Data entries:
○ ○ ○

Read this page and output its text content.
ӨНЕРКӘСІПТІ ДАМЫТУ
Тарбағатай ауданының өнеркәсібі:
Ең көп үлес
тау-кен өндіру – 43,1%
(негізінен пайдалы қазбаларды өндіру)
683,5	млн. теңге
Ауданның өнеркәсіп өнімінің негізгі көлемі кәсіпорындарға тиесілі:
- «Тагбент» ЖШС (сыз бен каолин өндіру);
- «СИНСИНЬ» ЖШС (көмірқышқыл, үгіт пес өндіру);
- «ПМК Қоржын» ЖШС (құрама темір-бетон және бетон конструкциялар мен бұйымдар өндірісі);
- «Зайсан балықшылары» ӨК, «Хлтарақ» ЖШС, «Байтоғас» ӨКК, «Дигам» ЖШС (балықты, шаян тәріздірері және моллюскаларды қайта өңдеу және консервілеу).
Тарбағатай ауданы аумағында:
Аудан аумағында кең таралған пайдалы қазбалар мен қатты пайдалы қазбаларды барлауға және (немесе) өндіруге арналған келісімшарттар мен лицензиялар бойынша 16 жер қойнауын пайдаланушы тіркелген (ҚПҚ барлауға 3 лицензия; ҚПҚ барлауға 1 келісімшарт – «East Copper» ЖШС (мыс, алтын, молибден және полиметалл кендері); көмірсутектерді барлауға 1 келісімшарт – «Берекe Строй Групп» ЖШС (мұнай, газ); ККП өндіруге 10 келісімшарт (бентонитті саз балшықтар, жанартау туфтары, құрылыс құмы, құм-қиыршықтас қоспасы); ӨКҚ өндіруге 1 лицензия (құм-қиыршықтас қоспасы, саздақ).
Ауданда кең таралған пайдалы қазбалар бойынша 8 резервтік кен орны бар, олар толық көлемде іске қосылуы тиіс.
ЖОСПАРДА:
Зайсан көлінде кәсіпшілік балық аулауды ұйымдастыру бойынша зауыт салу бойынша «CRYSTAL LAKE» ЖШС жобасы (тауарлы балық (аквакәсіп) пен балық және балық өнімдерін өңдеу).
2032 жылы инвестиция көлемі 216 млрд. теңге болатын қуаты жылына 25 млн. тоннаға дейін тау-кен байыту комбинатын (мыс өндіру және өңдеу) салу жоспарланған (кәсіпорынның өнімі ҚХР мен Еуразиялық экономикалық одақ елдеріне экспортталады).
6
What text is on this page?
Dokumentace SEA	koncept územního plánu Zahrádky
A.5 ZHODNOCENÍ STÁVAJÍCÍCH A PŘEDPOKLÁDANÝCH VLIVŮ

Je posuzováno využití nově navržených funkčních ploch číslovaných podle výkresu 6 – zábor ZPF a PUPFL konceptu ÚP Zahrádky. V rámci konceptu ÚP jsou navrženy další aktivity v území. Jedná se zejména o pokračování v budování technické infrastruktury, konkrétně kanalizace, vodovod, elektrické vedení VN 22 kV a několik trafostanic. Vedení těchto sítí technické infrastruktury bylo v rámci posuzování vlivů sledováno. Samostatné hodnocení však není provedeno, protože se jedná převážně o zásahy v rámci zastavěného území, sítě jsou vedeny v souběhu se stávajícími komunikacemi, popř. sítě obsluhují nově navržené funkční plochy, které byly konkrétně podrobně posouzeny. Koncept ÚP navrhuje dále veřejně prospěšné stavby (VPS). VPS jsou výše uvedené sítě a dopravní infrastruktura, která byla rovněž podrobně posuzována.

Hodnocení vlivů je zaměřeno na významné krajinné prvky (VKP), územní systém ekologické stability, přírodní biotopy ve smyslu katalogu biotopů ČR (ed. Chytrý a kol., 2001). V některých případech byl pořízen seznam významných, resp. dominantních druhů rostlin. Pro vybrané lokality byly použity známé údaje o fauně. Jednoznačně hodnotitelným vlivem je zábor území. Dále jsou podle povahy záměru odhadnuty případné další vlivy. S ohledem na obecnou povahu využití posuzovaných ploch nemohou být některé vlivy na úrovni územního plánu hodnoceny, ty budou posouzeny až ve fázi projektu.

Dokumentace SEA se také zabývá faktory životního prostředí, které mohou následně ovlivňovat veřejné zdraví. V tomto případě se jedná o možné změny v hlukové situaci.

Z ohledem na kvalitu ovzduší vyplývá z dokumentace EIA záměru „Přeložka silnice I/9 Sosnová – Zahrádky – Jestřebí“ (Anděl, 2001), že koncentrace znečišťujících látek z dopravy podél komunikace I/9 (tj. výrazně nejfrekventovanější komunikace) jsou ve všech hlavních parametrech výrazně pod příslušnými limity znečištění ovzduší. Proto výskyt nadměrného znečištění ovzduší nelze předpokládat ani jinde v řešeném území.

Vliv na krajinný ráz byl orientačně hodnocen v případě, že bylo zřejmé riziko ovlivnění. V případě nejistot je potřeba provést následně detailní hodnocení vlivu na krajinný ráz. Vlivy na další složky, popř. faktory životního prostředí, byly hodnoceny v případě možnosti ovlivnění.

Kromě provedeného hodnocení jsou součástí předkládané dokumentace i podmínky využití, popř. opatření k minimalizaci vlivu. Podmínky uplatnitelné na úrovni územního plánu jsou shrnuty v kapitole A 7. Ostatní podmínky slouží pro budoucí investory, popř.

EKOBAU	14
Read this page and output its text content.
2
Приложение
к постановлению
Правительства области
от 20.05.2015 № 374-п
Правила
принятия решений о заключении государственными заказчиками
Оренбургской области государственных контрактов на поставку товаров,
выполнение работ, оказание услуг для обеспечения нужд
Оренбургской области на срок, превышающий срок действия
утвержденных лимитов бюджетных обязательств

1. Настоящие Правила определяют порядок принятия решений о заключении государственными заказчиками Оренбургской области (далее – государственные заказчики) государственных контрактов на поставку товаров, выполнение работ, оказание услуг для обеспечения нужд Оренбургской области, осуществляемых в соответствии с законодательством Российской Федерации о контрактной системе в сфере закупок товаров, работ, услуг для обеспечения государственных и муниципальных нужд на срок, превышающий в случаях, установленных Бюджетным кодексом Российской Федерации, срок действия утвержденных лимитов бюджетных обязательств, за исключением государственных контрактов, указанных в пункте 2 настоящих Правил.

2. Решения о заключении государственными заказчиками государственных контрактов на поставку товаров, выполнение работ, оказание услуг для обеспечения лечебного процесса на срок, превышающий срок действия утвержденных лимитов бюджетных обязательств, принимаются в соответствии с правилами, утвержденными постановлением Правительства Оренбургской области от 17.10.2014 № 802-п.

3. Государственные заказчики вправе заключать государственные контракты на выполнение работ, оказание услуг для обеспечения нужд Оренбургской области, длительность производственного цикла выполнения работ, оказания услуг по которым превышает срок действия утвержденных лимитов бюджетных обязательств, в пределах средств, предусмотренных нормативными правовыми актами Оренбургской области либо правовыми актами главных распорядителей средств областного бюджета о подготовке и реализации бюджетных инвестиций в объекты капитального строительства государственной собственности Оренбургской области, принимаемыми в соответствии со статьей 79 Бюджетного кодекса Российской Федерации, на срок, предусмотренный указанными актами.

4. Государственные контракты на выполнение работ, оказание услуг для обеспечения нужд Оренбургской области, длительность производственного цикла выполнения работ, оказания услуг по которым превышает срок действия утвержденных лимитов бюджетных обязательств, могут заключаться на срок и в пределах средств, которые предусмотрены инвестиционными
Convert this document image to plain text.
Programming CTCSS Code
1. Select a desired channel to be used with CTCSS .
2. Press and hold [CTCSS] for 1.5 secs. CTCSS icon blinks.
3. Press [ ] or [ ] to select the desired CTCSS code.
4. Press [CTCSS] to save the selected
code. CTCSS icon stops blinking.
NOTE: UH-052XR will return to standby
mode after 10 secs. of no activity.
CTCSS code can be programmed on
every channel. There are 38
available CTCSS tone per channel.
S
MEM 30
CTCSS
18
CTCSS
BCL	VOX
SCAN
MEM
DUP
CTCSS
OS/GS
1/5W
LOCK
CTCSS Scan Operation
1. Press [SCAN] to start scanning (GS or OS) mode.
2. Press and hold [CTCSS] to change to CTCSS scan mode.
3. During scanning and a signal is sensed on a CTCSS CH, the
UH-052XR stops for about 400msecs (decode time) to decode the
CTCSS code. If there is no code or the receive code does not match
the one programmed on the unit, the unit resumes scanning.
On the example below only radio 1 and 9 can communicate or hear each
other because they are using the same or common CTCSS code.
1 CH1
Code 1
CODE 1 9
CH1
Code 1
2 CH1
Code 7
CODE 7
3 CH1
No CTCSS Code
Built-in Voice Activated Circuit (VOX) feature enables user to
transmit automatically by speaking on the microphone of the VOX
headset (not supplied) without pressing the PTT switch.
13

○ ○ ○

Return every line holding the word "channel" from the records.

1. Select a desired channel to be used with CTCSS .
every channel. There are 38
available CTCSS tone per channel.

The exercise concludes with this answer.